WHAT YOU HAVE TO DO: Copy out all lines that hold "color".

Raw records:
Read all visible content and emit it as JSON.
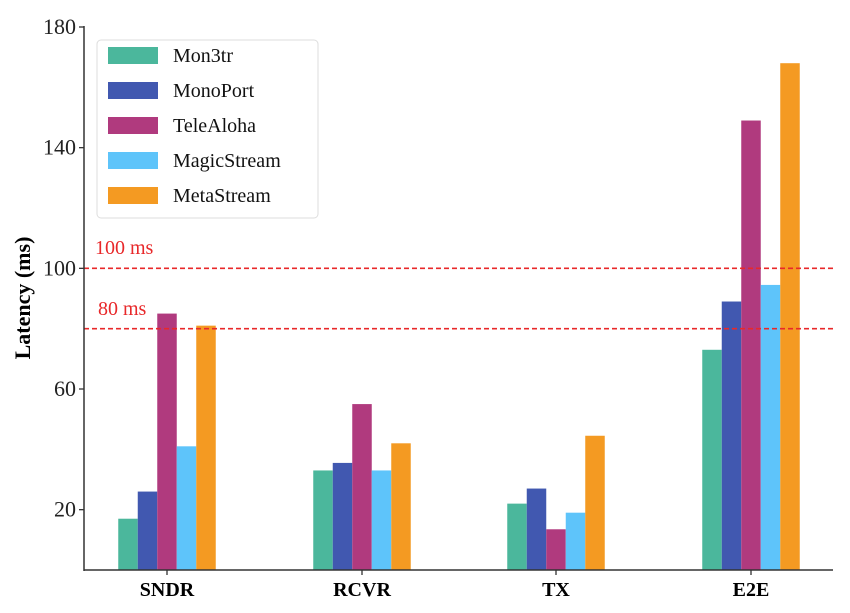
{
  "chart_data": {
    "type": "bar",
    "title": "",
    "xlabel": "",
    "ylabel": "Latency (ms)",
    "ylim": [
      0,
      180
    ],
    "yticks": [
      20,
      60,
      100,
      140,
      180
    ],
    "grid": false,
    "legend_position": "top-left",
    "categories": [
      "SNDR",
      "RCVR",
      "TX",
      "E2E"
    ],
    "series": [
      {
        "name": "Mon3tr",
        "color": "#4bb79c",
        "values": [
          17,
          33,
          22,
          73
        ]
      },
      {
        "name": "MonoPort",
        "color": "#4158b0",
        "values": [
          26,
          35.5,
          27,
          89
        ]
      },
      {
        "name": "TeleAloha",
        "color": "#b03a7e",
        "values": [
          85,
          55,
          13.5,
          149
        ]
      },
      {
        "name": "MagicStream",
        "color": "#5ec4fa",
        "values": [
          41,
          33,
          19,
          94.5
        ]
      },
      {
        "name": "MetaStream",
        "color": "#f49a22",
        "values": [
          81,
          42,
          44.5,
          168
        ]
      }
    ],
    "reference_lines": [
      {
        "value": 100,
        "label": "100 ms",
        "color": "#e8282a"
      },
      {
        "value": 80,
        "label": "80 ms",
        "color": "#e8282a"
      }
    ]
  }
}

OUTPUT:
        "color": "#4bb79c",
        "color": "#4158b0",
        "color": "#b03a7e",
        "color": "#5ec4fa",
        "color": "#f49a22",
        "color": "#e8282a"
        "color": "#e8282a"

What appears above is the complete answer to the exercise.